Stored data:

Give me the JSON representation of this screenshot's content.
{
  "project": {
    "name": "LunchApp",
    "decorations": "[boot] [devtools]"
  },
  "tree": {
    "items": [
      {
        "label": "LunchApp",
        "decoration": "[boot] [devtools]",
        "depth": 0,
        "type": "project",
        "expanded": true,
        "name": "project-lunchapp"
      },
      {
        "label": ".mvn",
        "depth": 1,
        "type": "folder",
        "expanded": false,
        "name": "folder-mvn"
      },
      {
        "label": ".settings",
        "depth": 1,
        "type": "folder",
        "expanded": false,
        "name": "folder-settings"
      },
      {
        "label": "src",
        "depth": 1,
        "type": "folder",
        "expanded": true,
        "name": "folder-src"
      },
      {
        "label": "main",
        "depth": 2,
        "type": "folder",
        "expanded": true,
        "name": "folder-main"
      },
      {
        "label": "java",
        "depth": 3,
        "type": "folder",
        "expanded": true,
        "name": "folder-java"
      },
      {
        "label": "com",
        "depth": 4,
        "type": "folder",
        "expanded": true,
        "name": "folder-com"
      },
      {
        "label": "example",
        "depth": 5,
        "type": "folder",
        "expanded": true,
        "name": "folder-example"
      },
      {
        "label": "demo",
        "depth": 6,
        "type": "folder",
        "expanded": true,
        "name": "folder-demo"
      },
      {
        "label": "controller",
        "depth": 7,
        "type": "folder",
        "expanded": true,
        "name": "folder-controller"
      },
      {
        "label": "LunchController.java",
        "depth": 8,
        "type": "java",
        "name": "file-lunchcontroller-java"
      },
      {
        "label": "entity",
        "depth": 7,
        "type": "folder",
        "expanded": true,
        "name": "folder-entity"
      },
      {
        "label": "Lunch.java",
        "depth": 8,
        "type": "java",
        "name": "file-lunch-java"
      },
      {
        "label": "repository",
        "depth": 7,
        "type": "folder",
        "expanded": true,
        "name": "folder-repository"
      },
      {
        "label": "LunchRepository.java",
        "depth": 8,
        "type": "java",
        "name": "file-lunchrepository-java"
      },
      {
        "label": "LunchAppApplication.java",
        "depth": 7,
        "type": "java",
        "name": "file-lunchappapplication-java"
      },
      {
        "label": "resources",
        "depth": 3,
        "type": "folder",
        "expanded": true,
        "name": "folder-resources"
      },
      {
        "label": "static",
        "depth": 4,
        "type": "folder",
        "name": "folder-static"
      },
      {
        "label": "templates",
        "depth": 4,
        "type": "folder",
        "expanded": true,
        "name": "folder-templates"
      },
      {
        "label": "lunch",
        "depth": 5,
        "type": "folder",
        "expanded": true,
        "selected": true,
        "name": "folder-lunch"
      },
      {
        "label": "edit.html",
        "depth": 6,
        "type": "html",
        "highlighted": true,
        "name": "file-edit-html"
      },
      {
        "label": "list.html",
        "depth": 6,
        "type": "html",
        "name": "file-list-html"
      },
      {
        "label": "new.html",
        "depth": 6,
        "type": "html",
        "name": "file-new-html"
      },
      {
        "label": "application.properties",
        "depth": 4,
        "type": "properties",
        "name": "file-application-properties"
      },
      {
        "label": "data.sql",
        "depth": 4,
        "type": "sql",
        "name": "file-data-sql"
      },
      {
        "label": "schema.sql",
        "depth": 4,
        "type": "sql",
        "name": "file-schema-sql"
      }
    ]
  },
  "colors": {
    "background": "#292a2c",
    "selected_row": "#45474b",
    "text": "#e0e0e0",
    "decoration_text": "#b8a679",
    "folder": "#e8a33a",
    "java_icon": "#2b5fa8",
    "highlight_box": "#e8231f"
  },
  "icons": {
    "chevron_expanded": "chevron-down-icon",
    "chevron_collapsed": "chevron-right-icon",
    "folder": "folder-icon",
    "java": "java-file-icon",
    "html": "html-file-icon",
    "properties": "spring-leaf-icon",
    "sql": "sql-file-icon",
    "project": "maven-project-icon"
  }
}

Problem to work on:
Output all of the data again, exactly.

Response to the exercise:
Give me the JSON representation of this screenshot's content.
{
  "project": {
    "name": "LunchApp",
    "decorations": "[boot] [devtools]"
  },
  "tree": {
    "items": [
      {
        "label": "LunchApp",
        "decoration": "[boot] [devtools]",
        "depth": 0,
        "type": "project",
        "expanded": true,
        "name": "project-lunchapp"
      },
      {
        "label": ".mvn",
        "depth": 1,
        "type": "folder",
        "expanded": false,
        "name": "folder-mvn"
      },
      {
        "label": ".settings",
        "depth": 1,
        "type": "folder",
        "expanded": false,
        "name": "folder-settings"
      },
      {
        "label": "src",
        "depth": 1,
        "type": "folder",
        "expanded": true,
        "name": "folder-src"
      },
      {
        "label": "main",
        "depth": 2,
        "type": "folder",
        "expanded": true,
        "name": "folder-main"
      },
      {
        "label": "java",
        "depth": 3,
        "type": "folder",
        "expanded": true,
        "name": "folder-java"
      },
      {
        "label": "com",
        "depth": 4,
        "type": "folder",
        "expanded": true,
        "name": "folder-com"
      },
      {
        "label": "example",
        "depth": 5,
        "type": "folder",
        "expanded": true,
        "name": "folder-example"
      },
      {
        "label": "demo",
        "depth": 6,
        "type": "folder",
        "expanded": true,
        "name": "folder-demo"
      },
      {
        "label": "controller",
        "depth": 7,
        "type": "folder",
        "expanded": true,
        "name": "folder-controller"
      },
      {
        "label": "LunchController.java",
        "depth": 8,
        "type": "java",
        "name": "file-lunchcontroller-java"
      },
      {
        "label": "entity",
        "depth": 7,
        "type": "folder",
        "expanded": true,
        "name": "folder-entity"
      },
      {
        "label": "Lunch.java",
        "depth": 8,
        "type": "java",
        "name": "file-lunch-java"
      },
      {
        "label": "repository",
        "depth": 7,
        "type": "folder",
        "expanded": true,
        "name": "folder-repository"
      },
      {
        "label": "LunchRepository.java",
        "depth": 8,
        "type": "java",
        "name": "file-lunchrepository-java"
      },
      {
        "label": "LunchAppApplication.java",
        "depth": 7,
        "type": "java",
        "name": "file-lunchappapplication-java"
      },
      {
        "label": "resources",
        "depth": 3,
        "type": "folder",
        "expanded": true,
        "name": "folder-resources"
      },
      {
        "label": "static",
        "depth": 4,
        "type": "folder",
        "name": "folder-static"
      },
      {
        "label": "templates",
        "depth": 4,
        "type": "folder",
        "expanded": true,
        "name": "folder-templates"
      },
      {
        "label": "lunch",
        "depth": 5,
        "type": "folder",
        "expanded": true,
        "selected": true,
        "name": "folder-lunch"
      },
      {
        "label": "edit.html",
        "depth": 6,
        "type": "html",
        "highlighted": true,
        "name": "file-edit-html"
      },
      {
        "label": "list.html",
        "depth": 6,
        "type": "html",
        "name": "file-list-html"
      },
      {
        "label": "new.html",
        "depth": 6,
        "type": "html",
        "name": "file-new-html"
      },
      {
        "label": "application.properties",
        "depth": 4,
        "type": "properties",
        "name": "file-application-properties"
      },
      {
        "label": "data.sql",
        "depth": 4,
        "type": "sql",
        "name": "file-data-sql"
      },
      {
        "label": "schema.sql",
        "depth": 4,
        "type": "sql",
        "name": "file-schema-sql"
      }
    ]
  },
  "colors": {
    "background": "#292a2c",
    "selected_row": "#45474b",
    "text": "#e0e0e0",
    "decoration_text": "#b8a679",
    "folder": "#e8a33a",
    "java_icon": "#2b5fa8",
    "highlight_box": "#e8231f"
  },
  "icons": {
    "chevron_expanded": "chevron-down-icon",
    "chevron_collapsed": "chevron-right-icon",
    "folder": "folder-icon",
    "java": "java-file-icon",
    "html": "html-file-icon",
    "properties": "spring-leaf-icon",
    "sql": "sql-file-icon",
    "project": "maven-project-icon"
  }
}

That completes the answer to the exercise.